>> Begin Entries

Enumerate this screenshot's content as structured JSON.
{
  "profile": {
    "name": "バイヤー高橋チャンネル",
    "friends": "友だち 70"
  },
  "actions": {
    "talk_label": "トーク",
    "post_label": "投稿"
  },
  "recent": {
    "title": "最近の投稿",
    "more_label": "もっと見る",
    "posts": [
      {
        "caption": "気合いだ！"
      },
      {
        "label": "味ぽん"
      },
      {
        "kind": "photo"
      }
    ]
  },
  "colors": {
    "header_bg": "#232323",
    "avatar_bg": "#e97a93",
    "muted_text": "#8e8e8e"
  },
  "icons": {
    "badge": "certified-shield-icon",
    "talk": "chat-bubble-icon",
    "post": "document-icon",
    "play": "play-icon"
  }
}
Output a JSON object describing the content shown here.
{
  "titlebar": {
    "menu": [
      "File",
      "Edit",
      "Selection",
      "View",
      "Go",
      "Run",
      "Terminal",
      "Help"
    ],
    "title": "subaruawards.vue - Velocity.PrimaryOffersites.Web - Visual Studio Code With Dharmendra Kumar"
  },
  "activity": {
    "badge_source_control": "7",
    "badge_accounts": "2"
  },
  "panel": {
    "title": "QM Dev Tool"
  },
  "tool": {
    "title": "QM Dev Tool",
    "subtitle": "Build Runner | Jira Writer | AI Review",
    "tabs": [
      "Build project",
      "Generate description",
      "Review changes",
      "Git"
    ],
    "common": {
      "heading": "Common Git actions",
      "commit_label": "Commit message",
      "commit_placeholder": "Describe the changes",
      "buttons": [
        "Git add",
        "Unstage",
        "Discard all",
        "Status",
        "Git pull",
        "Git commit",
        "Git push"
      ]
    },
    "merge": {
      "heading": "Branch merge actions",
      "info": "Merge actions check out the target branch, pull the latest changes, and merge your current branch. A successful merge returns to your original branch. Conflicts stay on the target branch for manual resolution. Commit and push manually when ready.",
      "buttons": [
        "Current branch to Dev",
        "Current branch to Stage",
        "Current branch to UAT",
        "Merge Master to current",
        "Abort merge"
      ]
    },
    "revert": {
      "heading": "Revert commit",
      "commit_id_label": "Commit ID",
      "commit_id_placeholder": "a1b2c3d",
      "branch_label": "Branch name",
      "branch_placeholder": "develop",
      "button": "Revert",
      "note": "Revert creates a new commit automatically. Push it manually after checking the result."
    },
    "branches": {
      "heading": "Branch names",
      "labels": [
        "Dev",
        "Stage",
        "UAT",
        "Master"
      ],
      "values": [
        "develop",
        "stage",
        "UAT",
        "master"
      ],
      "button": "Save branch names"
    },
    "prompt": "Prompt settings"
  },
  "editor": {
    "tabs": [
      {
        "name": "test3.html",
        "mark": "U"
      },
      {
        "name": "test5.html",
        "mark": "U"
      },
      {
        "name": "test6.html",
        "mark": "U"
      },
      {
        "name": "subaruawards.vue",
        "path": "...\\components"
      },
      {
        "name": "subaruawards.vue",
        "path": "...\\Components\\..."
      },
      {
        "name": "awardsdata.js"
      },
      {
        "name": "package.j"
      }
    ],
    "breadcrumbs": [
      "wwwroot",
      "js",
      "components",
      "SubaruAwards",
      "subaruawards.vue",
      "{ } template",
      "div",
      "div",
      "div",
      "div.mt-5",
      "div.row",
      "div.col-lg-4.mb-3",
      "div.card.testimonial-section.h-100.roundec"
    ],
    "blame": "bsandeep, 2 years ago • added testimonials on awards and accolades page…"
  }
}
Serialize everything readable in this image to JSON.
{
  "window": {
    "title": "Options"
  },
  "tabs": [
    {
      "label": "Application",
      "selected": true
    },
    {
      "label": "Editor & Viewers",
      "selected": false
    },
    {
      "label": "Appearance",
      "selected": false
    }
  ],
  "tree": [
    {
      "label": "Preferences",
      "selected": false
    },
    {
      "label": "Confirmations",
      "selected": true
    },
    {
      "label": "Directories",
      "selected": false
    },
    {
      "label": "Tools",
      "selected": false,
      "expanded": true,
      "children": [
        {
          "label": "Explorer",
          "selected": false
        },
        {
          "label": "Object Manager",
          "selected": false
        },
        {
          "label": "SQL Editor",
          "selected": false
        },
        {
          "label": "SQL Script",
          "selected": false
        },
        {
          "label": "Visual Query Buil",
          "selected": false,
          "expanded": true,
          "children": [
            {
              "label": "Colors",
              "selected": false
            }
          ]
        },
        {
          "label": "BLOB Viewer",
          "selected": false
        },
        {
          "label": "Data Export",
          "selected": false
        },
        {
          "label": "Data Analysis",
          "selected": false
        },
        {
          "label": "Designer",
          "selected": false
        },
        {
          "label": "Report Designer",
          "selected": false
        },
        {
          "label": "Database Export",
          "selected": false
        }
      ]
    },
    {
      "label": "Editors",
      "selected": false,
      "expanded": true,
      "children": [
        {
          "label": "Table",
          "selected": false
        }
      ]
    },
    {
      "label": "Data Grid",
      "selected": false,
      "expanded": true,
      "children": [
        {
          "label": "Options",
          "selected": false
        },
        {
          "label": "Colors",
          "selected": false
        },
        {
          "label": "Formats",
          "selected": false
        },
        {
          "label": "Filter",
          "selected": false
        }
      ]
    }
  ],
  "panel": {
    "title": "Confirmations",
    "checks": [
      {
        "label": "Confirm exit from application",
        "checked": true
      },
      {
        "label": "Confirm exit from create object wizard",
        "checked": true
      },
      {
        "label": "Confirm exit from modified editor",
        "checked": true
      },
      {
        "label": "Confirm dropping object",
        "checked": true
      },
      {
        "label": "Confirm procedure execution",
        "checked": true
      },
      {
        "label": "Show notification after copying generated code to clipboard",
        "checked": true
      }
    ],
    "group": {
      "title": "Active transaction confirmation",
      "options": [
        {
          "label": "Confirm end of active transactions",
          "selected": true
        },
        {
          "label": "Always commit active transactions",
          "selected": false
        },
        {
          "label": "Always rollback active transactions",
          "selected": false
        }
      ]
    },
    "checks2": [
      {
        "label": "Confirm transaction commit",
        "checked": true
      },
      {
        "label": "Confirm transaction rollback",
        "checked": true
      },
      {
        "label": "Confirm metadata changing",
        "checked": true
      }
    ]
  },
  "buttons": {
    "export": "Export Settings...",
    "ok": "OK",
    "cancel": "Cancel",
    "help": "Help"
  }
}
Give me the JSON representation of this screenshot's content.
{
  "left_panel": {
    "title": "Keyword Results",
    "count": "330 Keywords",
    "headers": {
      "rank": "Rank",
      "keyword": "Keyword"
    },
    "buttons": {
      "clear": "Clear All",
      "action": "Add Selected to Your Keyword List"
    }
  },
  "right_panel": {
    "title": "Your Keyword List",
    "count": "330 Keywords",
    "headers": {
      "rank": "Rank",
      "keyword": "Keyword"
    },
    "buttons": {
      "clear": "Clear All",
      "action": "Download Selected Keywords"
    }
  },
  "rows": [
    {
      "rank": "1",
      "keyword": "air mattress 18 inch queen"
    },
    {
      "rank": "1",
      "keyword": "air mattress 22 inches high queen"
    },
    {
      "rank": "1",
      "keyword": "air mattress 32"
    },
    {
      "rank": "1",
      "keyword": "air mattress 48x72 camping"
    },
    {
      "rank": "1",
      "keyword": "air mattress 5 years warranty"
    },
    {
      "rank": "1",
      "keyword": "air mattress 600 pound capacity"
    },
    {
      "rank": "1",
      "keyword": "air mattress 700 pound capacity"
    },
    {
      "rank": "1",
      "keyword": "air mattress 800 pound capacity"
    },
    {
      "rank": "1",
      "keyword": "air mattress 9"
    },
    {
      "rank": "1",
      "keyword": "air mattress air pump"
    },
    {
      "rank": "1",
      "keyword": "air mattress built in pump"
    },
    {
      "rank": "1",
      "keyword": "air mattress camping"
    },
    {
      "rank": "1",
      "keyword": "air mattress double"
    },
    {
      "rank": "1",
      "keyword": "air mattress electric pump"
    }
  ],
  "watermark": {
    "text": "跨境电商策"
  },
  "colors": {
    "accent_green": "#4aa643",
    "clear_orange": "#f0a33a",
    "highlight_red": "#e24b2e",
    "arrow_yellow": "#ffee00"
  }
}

>> End Entries

Select all lines in the listing that include the word "capacity".

Written response:
      "keyword": "air mattress 600 pound capacity"
      "keyword": "air mattress 700 pound capacity"
      "keyword": "air mattress 800 pound capacity"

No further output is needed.